--- start ---

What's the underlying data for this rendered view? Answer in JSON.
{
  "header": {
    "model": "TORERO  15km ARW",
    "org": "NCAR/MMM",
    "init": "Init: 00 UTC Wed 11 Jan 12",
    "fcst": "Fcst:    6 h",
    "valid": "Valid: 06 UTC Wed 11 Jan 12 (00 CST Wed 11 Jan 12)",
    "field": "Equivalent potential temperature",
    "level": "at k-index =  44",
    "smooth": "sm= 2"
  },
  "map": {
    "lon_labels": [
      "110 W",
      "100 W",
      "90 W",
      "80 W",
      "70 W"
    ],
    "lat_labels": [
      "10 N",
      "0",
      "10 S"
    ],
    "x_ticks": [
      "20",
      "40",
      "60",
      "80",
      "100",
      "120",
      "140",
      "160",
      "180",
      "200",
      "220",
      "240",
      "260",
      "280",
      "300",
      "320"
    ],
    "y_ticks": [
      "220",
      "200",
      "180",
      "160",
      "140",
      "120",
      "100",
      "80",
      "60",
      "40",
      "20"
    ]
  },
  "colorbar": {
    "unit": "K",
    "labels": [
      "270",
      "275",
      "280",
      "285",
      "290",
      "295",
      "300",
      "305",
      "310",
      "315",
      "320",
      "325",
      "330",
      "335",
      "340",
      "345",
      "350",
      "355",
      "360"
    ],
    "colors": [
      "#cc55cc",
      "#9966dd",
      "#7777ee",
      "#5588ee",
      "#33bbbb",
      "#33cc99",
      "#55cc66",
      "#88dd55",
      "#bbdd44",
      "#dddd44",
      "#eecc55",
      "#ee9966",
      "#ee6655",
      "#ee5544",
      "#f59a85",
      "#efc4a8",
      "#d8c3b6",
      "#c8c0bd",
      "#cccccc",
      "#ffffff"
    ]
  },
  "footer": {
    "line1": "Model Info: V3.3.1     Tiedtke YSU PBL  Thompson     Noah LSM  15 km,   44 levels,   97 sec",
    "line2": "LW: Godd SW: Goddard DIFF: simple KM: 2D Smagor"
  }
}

--- end ---

THE PROBLEM - Output all of the material, please, exactly as it stands.

RESULT OF THIS TASK -
What's the underlying data for this rendered view? Answer in JSON.
{
  "header": {
    "model": "TORERO  15km ARW",
    "org": "NCAR/MMM",
    "init": "Init: 00 UTC Wed 11 Jan 12",
    "fcst": "Fcst:    6 h",
    "valid": "Valid: 06 UTC Wed 11 Jan 12 (00 CST Wed 11 Jan 12)",
    "field": "Equivalent potential temperature",
    "level": "at k-index =  44",
    "smooth": "sm= 2"
  },
  "map": {
    "lon_labels": [
      "110 W",
      "100 W",
      "90 W",
      "80 W",
      "70 W"
    ],
    "lat_labels": [
      "10 N",
      "0",
      "10 S"
    ],
    "x_ticks": [
      "20",
      "40",
      "60",
      "80",
      "100",
      "120",
      "140",
      "160",
      "180",
      "200",
      "220",
      "240",
      "260",
      "280",
      "300",
      "320"
    ],
    "y_ticks": [
      "220",
      "200",
      "180",
      "160",
      "140",
      "120",
      "100",
      "80",
      "60",
      "40",
      "20"
    ]
  },
  "colorbar": {
    "unit": "K",
    "labels": [
      "270",
      "275",
      "280",
      "285",
      "290",
      "295",
      "300",
      "305",
      "310",
      "315",
      "320",
      "325",
      "330",
      "335",
      "340",
      "345",
      "350",
      "355",
      "360"
    ],
    "colors": [
      "#cc55cc",
      "#9966dd",
      "#7777ee",
      "#5588ee",
      "#33bbbb",
      "#33cc99",
      "#55cc66",
      "#88dd55",
      "#bbdd44",
      "#dddd44",
      "#eecc55",
      "#ee9966",
      "#ee6655",
      "#ee5544",
      "#f59a85",
      "#efc4a8",
      "#d8c3b6",
      "#c8c0bd",
      "#cccccc",
      "#ffffff"
    ]
  },
  "footer": {
    "line1": "Model Info: V3.3.1     Tiedtke YSU PBL  Thompson     Noah LSM  15 km,   44 levels,   97 sec",
    "line2": "LW: Godd SW: Goddard DIFF: simple KM: 2D Smagor"
  }
}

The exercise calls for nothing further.